- _Aim of the task_
Omit the images. Copy each entry word for word.

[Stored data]

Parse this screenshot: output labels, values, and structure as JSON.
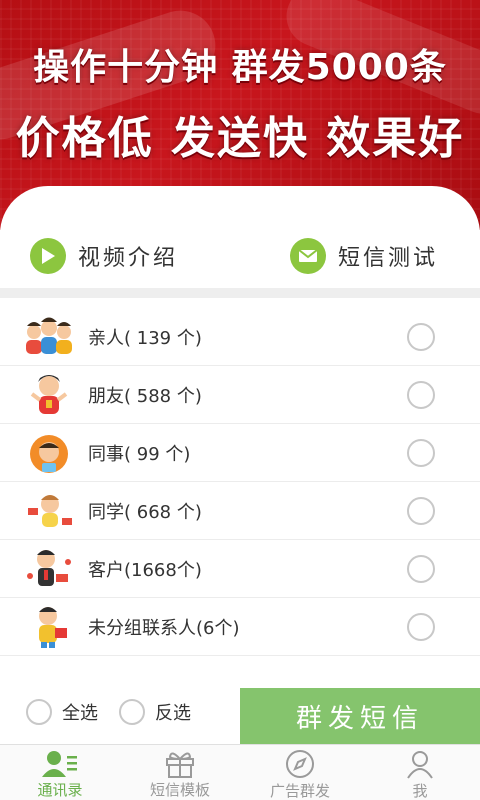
{
  "banner": {
    "line1": "操作十分钟  群发5000条",
    "line2": "价格低  发送快  效果好"
  },
  "actions": {
    "video": {
      "label": "视频介绍",
      "icon": "play-icon"
    },
    "sms_test": {
      "label": "短信测试",
      "icon": "envelope-icon"
    }
  },
  "groups": [
    {
      "label": "亲人( 139 个)",
      "icon": "family-avatar"
    },
    {
      "label": "朋友( 588 个)",
      "icon": "friend-avatar"
    },
    {
      "label": "同事(  99 个)",
      "icon": "colleague-avatar"
    },
    {
      "label": "同学( 668 个)",
      "icon": "classmate-avatar"
    },
    {
      "label": "客户(1668个)",
      "icon": "customer-avatar"
    },
    {
      "label": "未分组联系人(6个)",
      "icon": "ungrouped-avatar"
    }
  ],
  "bottom": {
    "select_all": "全选",
    "invert": "反选",
    "send": "群发短信"
  },
  "tabs": [
    {
      "label": "通讯录",
      "icon": "contacts-icon",
      "active": true
    },
    {
      "label": "短信模板",
      "icon": "gift-icon",
      "active": false
    },
    {
      "label": "广告群发",
      "icon": "compass-icon",
      "active": false
    },
    {
      "label": "我",
      "icon": "user-icon",
      "active": false
    }
  ],
  "colors": {
    "banner_red": "#c8161d",
    "accent_green": "#8cc63f",
    "send_button": "#85c46d",
    "active_tab": "#6ab04c"
  }
}
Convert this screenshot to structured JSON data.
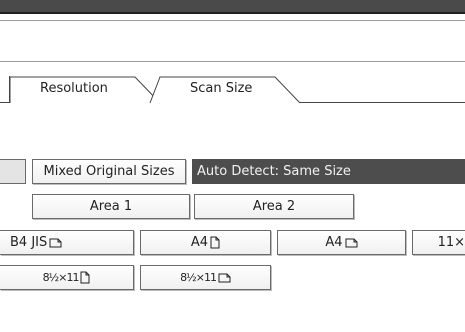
{
  "tabs": [
    {
      "label": "Resolution",
      "active": false
    },
    {
      "label": "Scan Size",
      "active": true
    }
  ],
  "mixed_original_sizes_label": "Mixed Original Sizes",
  "auto_detect_status": "Auto Detect: Same Size",
  "area_buttons": [
    {
      "label": "Area 1"
    },
    {
      "label": "Area 2"
    }
  ],
  "size_buttons_row1": [
    {
      "label": "B4 JIS",
      "icon": "landscape-paper-icon"
    },
    {
      "label": "A4",
      "icon": "portrait-paper-icon"
    },
    {
      "label": "A4",
      "icon": "landscape-paper-icon"
    },
    {
      "label": "11×",
      "icon": ""
    }
  ],
  "size_buttons_row2": [
    {
      "label": "8½×11",
      "icon": "portrait-paper-icon"
    },
    {
      "label": "8½×11",
      "icon": "landscape-paper-icon"
    }
  ],
  "colors": {
    "title_bar": "#4a4a4a",
    "status_bar": "#4d4d4d",
    "status_text": "#f2f2f2"
  }
}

- _Response to this task_
Parse this screenshot: output labels, values, and structure as JSON.
{
  "banner": {
    "line1": "操作十分钟  群发5000条",
    "line2": "价格低  发送快  效果好"
  },
  "actions": {
    "video": {
      "label": "视频介绍",
      "icon": "play-icon"
    },
    "sms_test": {
      "label": "短信测试",
      "icon": "envelope-icon"
    }
  },
  "groups": [
    {
      "label": "亲人( 139 个)",
      "icon": "family-avatar"
    },
    {
      "label": "朋友( 588 个)",
      "icon": "friend-avatar"
    },
    {
      "label": "同事(  99 个)",
      "icon": "colleague-avatar"
    },
    {
      "label": "同学( 668 个)",
      "icon": "classmate-avatar"
    },
    {
      "label": "客户(1668个)",
      "icon": "customer-avatar"
    },
    {
      "label": "未分组联系人(6个)",
      "icon": "ungrouped-avatar"
    }
  ],
  "bottom": {
    "select_all": "全选",
    "invert": "反选",
    "send": "群发短信"
  },
  "tabs": [
    {
      "label": "通讯录",
      "icon": "contacts-icon",
      "active": true
    },
    {
      "label": "短信模板",
      "icon": "gift-icon",
      "active": false
    },
    {
      "label": "广告群发",
      "icon": "compass-icon",
      "active": false
    },
    {
      "label": "我",
      "icon": "user-icon",
      "active": false
    }
  ],
  "colors": {
    "banner_red": "#c8161d",
    "accent_green": "#8cc63f",
    "send_button": "#85c46d",
    "active_tab": "#6ab04c"
  }
}
Convert this screenshot to structured JSON data.
{
  "tabs": [
    {
      "label": "Resolution",
      "active": false
    },
    {
      "label": "Scan Size",
      "active": true
    }
  ],
  "mixed_original_sizes_label": "Mixed Original Sizes",
  "auto_detect_status": "Auto Detect: Same Size",
  "area_buttons": [
    {
      "label": "Area 1"
    },
    {
      "label": "Area 2"
    }
  ],
  "size_buttons_row1": [
    {
      "label": "B4 JIS",
      "icon": "landscape-paper-icon"
    },
    {
      "label": "A4",
      "icon": "portrait-paper-icon"
    },
    {
      "label": "A4",
      "icon": "landscape-paper-icon"
    },
    {
      "label": "11×",
      "icon": ""
    }
  ],
  "size_buttons_row2": [
    {
      "label": "8½×11",
      "icon": "portrait-paper-icon"
    },
    {
      "label": "8½×11",
      "icon": "landscape-paper-icon"
    }
  ],
  "colors": {
    "title_bar": "#4a4a4a",
    "status_bar": "#4d4d4d",
    "status_text": "#f2f2f2"
  }
}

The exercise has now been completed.